** Begin **

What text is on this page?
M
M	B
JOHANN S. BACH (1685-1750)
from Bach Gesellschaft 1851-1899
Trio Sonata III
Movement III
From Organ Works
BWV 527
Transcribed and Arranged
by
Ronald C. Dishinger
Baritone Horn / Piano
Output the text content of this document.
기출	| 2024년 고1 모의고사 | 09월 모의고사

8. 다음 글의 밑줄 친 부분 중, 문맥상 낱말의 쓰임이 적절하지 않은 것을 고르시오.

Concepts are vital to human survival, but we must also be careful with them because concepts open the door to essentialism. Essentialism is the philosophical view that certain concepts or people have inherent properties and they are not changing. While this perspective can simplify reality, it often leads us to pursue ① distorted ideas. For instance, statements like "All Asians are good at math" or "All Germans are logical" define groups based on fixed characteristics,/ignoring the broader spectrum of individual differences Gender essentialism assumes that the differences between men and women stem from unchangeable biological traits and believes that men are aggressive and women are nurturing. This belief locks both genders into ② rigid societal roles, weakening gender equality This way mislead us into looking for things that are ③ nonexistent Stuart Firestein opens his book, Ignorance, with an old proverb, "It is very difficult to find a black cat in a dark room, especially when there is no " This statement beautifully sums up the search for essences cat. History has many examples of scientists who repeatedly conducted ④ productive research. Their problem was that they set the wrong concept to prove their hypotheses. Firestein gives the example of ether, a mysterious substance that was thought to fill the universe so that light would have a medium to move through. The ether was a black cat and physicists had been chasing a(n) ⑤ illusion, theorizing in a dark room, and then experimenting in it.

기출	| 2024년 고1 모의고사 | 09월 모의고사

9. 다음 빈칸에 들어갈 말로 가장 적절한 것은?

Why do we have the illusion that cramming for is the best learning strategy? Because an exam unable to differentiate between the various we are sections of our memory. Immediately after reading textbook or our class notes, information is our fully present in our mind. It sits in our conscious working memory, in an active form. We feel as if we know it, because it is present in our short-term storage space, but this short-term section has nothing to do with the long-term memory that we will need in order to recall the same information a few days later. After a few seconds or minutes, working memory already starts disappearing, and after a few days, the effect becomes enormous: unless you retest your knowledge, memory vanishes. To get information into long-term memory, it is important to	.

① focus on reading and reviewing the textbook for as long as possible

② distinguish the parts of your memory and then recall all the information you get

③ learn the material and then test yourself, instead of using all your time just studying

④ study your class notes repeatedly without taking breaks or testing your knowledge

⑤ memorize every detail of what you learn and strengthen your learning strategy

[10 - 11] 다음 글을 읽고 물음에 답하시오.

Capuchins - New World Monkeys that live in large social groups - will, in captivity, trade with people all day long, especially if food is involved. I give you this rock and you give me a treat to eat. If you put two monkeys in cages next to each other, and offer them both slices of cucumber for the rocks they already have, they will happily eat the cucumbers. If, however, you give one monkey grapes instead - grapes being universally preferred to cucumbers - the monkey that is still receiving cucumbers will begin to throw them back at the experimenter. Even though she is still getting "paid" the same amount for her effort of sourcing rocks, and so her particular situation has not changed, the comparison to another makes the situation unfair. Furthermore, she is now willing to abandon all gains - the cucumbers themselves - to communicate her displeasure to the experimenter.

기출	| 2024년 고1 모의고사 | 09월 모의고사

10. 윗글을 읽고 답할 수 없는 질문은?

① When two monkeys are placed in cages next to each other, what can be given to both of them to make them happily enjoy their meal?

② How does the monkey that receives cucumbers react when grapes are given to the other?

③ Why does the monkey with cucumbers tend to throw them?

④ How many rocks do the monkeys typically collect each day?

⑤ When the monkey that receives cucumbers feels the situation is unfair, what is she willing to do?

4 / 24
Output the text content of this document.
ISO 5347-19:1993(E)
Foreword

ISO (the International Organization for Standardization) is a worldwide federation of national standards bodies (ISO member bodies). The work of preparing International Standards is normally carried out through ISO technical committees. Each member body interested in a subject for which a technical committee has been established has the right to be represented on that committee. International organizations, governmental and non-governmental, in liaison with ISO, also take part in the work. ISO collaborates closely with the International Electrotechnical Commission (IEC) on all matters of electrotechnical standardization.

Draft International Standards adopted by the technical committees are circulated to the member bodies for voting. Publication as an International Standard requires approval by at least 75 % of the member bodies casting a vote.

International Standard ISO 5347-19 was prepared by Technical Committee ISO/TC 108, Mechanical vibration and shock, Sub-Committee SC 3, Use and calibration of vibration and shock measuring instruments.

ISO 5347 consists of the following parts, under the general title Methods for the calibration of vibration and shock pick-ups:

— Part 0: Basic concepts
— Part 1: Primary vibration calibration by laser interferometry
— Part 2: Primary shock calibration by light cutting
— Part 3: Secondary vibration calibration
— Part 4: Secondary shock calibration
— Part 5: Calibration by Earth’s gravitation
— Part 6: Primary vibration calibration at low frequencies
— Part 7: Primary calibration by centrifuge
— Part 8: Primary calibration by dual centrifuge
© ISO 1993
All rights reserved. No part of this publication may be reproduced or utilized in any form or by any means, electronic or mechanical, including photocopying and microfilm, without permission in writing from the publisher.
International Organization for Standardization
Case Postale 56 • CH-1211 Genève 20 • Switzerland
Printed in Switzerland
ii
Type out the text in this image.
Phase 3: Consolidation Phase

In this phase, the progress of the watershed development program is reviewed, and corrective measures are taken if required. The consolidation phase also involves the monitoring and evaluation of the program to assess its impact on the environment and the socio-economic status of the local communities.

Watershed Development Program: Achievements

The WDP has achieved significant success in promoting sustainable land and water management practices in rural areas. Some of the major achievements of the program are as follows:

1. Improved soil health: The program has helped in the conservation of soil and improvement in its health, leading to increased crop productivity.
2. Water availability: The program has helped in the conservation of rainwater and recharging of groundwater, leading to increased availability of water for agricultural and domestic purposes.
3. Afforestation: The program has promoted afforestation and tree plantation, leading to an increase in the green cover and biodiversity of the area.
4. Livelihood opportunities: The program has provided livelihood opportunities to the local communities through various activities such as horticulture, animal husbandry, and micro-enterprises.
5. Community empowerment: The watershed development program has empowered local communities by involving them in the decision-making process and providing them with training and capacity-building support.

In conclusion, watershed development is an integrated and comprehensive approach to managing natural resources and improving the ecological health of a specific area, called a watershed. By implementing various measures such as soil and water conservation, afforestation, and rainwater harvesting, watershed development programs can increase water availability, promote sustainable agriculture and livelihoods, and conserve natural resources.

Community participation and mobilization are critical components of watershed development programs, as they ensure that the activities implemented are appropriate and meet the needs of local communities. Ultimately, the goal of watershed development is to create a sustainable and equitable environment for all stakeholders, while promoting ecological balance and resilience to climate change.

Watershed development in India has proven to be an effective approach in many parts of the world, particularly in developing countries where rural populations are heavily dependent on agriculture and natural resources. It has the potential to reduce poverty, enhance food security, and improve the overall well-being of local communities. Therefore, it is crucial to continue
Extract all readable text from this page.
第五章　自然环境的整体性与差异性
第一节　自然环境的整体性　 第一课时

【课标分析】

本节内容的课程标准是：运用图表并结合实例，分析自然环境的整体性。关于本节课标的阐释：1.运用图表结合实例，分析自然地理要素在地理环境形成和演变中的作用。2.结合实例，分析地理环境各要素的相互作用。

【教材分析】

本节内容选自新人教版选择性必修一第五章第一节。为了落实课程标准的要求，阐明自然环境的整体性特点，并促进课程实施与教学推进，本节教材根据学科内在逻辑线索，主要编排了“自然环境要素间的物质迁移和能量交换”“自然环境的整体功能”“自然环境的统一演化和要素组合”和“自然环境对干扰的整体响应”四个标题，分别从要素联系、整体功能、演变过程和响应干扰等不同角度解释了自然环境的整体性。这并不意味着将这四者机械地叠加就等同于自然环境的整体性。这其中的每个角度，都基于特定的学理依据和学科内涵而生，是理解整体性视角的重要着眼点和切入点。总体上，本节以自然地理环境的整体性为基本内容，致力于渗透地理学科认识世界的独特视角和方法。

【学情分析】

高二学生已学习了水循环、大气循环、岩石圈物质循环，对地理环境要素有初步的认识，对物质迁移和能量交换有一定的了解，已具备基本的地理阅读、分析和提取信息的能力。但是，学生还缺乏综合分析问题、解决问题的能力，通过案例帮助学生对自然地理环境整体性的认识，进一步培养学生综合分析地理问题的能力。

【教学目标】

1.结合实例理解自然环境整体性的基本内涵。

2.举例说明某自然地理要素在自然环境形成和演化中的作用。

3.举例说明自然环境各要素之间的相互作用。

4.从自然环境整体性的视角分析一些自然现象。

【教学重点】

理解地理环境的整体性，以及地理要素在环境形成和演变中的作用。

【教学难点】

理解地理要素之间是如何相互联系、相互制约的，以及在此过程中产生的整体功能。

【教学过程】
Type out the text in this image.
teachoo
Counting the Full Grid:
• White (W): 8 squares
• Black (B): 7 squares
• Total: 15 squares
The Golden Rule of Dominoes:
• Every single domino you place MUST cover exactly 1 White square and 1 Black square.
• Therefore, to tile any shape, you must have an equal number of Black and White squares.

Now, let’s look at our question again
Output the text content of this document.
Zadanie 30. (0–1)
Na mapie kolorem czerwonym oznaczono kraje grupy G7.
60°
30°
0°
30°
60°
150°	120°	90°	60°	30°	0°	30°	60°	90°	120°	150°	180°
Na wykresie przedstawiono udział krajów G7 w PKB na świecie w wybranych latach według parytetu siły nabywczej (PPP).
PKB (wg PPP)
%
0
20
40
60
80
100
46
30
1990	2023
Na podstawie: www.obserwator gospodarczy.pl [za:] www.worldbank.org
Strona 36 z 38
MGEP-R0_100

** End **

What is asked:
Find out how many lines in the listing contain the string "Switzerland". Give the number alone.

Exercise response:
2